Your instructions
Every record here should be printed again exactly.

Records for this exercise
####################

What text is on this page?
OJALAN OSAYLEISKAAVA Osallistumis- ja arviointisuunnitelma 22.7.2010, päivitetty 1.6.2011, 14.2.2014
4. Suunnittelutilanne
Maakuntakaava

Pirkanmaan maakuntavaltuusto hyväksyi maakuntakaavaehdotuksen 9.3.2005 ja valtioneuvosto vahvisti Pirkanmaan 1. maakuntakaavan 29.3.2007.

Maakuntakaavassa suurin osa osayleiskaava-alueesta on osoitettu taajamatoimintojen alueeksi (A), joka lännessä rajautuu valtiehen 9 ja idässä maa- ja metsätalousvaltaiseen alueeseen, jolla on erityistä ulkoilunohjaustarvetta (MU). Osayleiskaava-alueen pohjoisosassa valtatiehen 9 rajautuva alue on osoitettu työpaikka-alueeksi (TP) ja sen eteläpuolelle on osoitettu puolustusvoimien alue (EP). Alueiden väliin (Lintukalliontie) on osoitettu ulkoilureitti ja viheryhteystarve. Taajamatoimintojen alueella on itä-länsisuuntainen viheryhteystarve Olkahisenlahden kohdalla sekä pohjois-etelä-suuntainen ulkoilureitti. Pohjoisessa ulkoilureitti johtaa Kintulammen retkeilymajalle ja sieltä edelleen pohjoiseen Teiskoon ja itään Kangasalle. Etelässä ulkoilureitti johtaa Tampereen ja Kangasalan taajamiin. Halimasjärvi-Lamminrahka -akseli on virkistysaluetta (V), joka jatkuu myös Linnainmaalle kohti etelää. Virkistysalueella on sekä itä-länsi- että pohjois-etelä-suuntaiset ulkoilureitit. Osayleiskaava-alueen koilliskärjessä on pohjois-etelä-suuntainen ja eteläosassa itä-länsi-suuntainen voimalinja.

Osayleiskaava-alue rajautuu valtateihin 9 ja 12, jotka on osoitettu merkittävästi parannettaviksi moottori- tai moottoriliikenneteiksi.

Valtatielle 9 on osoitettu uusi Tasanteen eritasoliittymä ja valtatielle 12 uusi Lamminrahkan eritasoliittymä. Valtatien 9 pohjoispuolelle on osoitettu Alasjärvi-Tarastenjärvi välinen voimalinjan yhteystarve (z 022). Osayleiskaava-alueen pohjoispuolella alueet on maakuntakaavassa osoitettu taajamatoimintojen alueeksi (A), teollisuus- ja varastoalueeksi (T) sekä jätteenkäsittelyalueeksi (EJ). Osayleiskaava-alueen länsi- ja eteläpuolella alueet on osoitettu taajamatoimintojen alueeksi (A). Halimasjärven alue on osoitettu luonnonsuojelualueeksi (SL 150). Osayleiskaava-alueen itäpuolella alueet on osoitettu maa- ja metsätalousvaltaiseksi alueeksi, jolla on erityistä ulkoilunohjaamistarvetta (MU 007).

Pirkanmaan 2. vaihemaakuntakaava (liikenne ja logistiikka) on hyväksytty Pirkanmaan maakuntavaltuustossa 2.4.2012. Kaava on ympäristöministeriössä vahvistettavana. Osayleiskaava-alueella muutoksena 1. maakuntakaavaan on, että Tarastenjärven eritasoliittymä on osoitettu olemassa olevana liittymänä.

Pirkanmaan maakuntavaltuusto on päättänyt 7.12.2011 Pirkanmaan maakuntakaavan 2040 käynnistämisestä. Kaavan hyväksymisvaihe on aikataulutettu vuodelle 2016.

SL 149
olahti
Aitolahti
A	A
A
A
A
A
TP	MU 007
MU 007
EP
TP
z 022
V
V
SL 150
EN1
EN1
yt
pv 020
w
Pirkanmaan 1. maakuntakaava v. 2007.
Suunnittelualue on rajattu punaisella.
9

####################

Result of the task
What text is on this page?
OJALAN OSAYLEISKAAVA Osallistumis- ja arviointisuunnitelma 22.7.2010, päivitetty 1.6.2011, 14.2.2014
4. Suunnittelutilanne
Maakuntakaava

Pirkanmaan maakuntavaltuusto hyväksyi maakuntakaavaehdotuksen 9.3.2005 ja valtioneuvosto vahvisti Pirkanmaan 1. maakuntakaavan 29.3.2007.

Maakuntakaavassa suurin osa osayleiskaava-alueesta on osoitettu taajamatoimintojen alueeksi (A), joka lännessä rajautuu valtiehen 9 ja idässä maa- ja metsätalousvaltaiseen alueeseen, jolla on erityistä ulkoilunohjaustarvetta (MU). Osayleiskaava-alueen pohjoisosassa valtatiehen 9 rajautuva alue on osoitettu työpaikka-alueeksi (TP) ja sen eteläpuolelle on osoitettu puolustusvoimien alue (EP). Alueiden väliin (Lintukalliontie) on osoitettu ulkoilureitti ja viheryhteystarve. Taajamatoimintojen alueella on itä-länsisuuntainen viheryhteystarve Olkahisenlahden kohdalla sekä pohjois-etelä-suuntainen ulkoilureitti. Pohjoisessa ulkoilureitti johtaa Kintulammen retkeilymajalle ja sieltä edelleen pohjoiseen Teiskoon ja itään Kangasalle. Etelässä ulkoilureitti johtaa Tampereen ja Kangasalan taajamiin. Halimasjärvi-Lamminrahka -akseli on virkistysaluetta (V), joka jatkuu myös Linnainmaalle kohti etelää. Virkistysalueella on sekä itä-länsi- että pohjois-etelä-suuntaiset ulkoilureitit. Osayleiskaava-alueen koilliskärjessä on pohjois-etelä-suuntainen ja eteläosassa itä-länsi-suuntainen voimalinja.

Osayleiskaava-alue rajautuu valtateihin 9 ja 12, jotka on osoitettu merkittävästi parannettaviksi moottori- tai moottoriliikenneteiksi.

Valtatielle 9 on osoitettu uusi Tasanteen eritasoliittymä ja valtatielle 12 uusi Lamminrahkan eritasoliittymä. Valtatien 9 pohjoispuolelle on osoitettu Alasjärvi-Tarastenjärvi välinen voimalinjan yhteystarve (z 022). Osayleiskaava-alueen pohjoispuolella alueet on maakuntakaavassa osoitettu taajamatoimintojen alueeksi (A), teollisuus- ja varastoalueeksi (T) sekä jätteenkäsittelyalueeksi (EJ). Osayleiskaava-alueen länsi- ja eteläpuolella alueet on osoitettu taajamatoimintojen alueeksi (A). Halimasjärven alue on osoitettu luonnonsuojelualueeksi (SL 150). Osayleiskaava-alueen itäpuolella alueet on osoitettu maa- ja metsätalousvaltaiseksi alueeksi, jolla on erityistä ulkoilunohjaamistarvetta (MU 007).

Pirkanmaan 2. vaihemaakuntakaava (liikenne ja logistiikka) on hyväksytty Pirkanmaan maakuntavaltuustossa 2.4.2012. Kaava on ympäristöministeriössä vahvistettavana. Osayleiskaava-alueella muutoksena 1. maakuntakaavaan on, että Tarastenjärven eritasoliittymä on osoitettu olemassa olevana liittymänä.

Pirkanmaan maakuntavaltuusto on päättänyt 7.12.2011 Pirkanmaan maakuntakaavan 2040 käynnistämisestä. Kaavan hyväksymisvaihe on aikataulutettu vuodelle 2016.

SL 149
olahti
Aitolahti
A	A
A
A
A
A
TP	MU 007
MU 007
EP
TP
z 022
V
V
SL 150
EN1
EN1
yt
pv 020
w
Pirkanmaan 1. maakuntakaava v. 2007.
Suunnittelualue on rajattu punaisella.
9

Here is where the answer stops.